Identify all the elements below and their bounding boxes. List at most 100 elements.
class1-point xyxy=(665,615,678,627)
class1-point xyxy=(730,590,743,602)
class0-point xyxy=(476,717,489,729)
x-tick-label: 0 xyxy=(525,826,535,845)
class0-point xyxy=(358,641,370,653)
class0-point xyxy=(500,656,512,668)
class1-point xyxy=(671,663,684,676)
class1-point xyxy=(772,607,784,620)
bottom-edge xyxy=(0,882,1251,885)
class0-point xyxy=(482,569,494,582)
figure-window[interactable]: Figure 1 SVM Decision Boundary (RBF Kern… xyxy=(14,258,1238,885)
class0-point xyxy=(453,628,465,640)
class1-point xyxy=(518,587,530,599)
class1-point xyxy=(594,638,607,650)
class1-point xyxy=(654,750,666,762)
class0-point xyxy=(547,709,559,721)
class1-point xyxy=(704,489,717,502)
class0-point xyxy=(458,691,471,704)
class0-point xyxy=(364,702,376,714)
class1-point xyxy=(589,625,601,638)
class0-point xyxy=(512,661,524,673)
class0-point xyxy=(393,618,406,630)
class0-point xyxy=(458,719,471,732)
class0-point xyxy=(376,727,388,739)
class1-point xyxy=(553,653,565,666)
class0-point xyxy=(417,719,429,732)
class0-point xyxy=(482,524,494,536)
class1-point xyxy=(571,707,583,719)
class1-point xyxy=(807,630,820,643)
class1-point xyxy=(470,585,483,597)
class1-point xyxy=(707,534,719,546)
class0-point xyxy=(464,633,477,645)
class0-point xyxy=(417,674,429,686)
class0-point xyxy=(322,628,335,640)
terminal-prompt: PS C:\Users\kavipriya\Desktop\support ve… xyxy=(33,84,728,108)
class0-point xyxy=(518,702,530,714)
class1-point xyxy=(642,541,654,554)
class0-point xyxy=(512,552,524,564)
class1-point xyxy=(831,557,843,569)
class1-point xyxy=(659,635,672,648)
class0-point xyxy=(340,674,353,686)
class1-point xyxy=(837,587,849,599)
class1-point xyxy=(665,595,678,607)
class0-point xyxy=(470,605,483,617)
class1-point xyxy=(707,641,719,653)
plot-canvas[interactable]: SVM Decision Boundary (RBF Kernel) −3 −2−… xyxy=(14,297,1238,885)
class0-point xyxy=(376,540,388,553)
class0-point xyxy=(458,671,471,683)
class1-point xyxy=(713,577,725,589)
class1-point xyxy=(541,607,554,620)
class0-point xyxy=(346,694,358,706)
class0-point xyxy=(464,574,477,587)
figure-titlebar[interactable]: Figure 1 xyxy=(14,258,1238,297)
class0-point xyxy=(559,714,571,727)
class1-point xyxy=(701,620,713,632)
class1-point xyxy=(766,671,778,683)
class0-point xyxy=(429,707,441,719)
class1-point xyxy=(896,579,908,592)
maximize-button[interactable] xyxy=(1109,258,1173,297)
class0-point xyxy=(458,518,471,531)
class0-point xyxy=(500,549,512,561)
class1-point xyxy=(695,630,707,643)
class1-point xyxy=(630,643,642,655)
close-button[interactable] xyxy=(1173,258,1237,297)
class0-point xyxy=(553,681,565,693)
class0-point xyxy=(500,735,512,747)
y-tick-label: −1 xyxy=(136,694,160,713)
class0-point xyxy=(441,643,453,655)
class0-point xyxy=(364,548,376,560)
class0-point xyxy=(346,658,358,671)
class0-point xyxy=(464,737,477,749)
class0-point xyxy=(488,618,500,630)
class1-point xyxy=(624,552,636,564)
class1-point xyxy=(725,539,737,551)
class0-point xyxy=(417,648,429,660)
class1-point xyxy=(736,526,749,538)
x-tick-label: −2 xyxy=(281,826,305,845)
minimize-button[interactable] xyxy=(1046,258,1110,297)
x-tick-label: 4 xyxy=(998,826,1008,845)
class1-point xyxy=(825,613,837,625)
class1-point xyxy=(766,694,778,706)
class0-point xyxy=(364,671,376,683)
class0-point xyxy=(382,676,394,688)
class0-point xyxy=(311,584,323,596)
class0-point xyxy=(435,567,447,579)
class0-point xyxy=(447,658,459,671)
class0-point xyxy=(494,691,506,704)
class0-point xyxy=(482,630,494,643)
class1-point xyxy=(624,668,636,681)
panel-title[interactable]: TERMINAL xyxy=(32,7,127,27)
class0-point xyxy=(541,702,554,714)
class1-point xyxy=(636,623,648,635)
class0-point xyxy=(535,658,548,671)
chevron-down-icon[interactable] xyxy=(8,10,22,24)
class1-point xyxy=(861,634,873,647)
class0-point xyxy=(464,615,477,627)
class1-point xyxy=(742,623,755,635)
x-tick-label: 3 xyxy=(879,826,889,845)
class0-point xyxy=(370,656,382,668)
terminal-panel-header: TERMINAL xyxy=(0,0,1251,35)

*Exercise*
Copy out every line of the records above word for word, with nothing changed, added or left out.

*Finished exercise*
Identify all the elements below and their bounding boxes. List at most 100 elements.
class1-point xyxy=(665,615,678,627)
class1-point xyxy=(730,590,743,602)
class0-point xyxy=(476,717,489,729)
x-tick-label: 0 xyxy=(525,826,535,845)
class0-point xyxy=(358,641,370,653)
class0-point xyxy=(500,656,512,668)
class1-point xyxy=(671,663,684,676)
class1-point xyxy=(772,607,784,620)
bottom-edge xyxy=(0,882,1251,885)
class0-point xyxy=(482,569,494,582)
figure-window[interactable]: Figure 1 SVM Decision Boundary (RBF Kern… xyxy=(14,258,1238,885)
class0-point xyxy=(453,628,465,640)
class1-point xyxy=(518,587,530,599)
class1-point xyxy=(594,638,607,650)
class1-point xyxy=(654,750,666,762)
class0-point xyxy=(547,709,559,721)
class1-point xyxy=(704,489,717,502)
class0-point xyxy=(458,691,471,704)
class0-point xyxy=(364,702,376,714)
class1-point xyxy=(589,625,601,638)
class0-point xyxy=(512,661,524,673)
class0-point xyxy=(393,618,406,630)
class0-point xyxy=(458,719,471,732)
class0-point xyxy=(376,727,388,739)
class1-point xyxy=(553,653,565,666)
class0-point xyxy=(417,719,429,732)
class0-point xyxy=(482,524,494,536)
class1-point xyxy=(571,707,583,719)
class1-point xyxy=(807,630,820,643)
class1-point xyxy=(470,585,483,597)
class1-point xyxy=(707,534,719,546)
class0-point xyxy=(464,633,477,645)
class0-point xyxy=(417,674,429,686)
class0-point xyxy=(322,628,335,640)
terminal-prompt: PS C:\Users\kavipriya\Desktop\support ve… xyxy=(33,84,728,108)
class0-point xyxy=(518,702,530,714)
class1-point xyxy=(642,541,654,554)
class0-point xyxy=(512,552,524,564)
class1-point xyxy=(831,557,843,569)
class1-point xyxy=(659,635,672,648)
class0-point xyxy=(340,674,353,686)
class1-point xyxy=(837,587,849,599)
class1-point xyxy=(665,595,678,607)
class0-point xyxy=(470,605,483,617)
class1-point xyxy=(707,641,719,653)
plot-canvas[interactable]: SVM Decision Boundary (RBF Kernel) −3 −2−… xyxy=(14,297,1238,885)
class0-point xyxy=(376,540,388,553)
class0-point xyxy=(458,671,471,683)
class1-point xyxy=(713,577,725,589)
class1-point xyxy=(541,607,554,620)
class0-point xyxy=(346,694,358,706)
class0-point xyxy=(464,574,477,587)
figure-titlebar[interactable]: Figure 1 xyxy=(14,258,1238,297)
class0-point xyxy=(559,714,571,727)
class1-point xyxy=(701,620,713,632)
class1-point xyxy=(766,671,778,683)
class0-point xyxy=(429,707,441,719)
class1-point xyxy=(896,579,908,592)
maximize-button[interactable] xyxy=(1109,258,1173,297)
class0-point xyxy=(458,518,471,531)
class0-point xyxy=(500,549,512,561)
class1-point xyxy=(695,630,707,643)
class1-point xyxy=(630,643,642,655)
close-button[interactable] xyxy=(1173,258,1237,297)
class0-point xyxy=(553,681,565,693)
class0-point xyxy=(500,735,512,747)
y-tick-label: −1 xyxy=(136,694,160,713)
class0-point xyxy=(441,643,453,655)
class0-point xyxy=(364,548,376,560)
class0-point xyxy=(346,658,358,671)
class0-point xyxy=(464,737,477,749)
class0-point xyxy=(488,618,500,630)
class1-point xyxy=(624,552,636,564)
class1-point xyxy=(725,539,737,551)
class0-point xyxy=(417,648,429,660)
class1-point xyxy=(736,526,749,538)
x-tick-label: −2 xyxy=(281,826,305,845)
minimize-button[interactable] xyxy=(1046,258,1110,297)
x-tick-label: 4 xyxy=(998,826,1008,845)
class1-point xyxy=(825,613,837,625)
class1-point xyxy=(766,694,778,706)
class0-point xyxy=(364,671,376,683)
class0-point xyxy=(382,676,394,688)
class0-point xyxy=(311,584,323,596)
class0-point xyxy=(435,567,447,579)
class0-point xyxy=(447,658,459,671)
class0-point xyxy=(494,691,506,704)
class0-point xyxy=(482,630,494,643)
class1-point xyxy=(624,668,636,681)
panel-title[interactable]: TERMINAL xyxy=(32,7,127,27)
class0-point xyxy=(541,702,554,714)
class1-point xyxy=(636,623,648,635)
class0-point xyxy=(535,658,548,671)
chevron-down-icon[interactable] xyxy=(8,10,22,24)
class1-point xyxy=(861,634,873,647)
class0-point xyxy=(464,615,477,627)
class1-point xyxy=(742,623,755,635)
x-tick-label: 3 xyxy=(879,826,889,845)
class0-point xyxy=(370,656,382,668)
terminal-panel-header: TERMINAL xyxy=(0,0,1251,35)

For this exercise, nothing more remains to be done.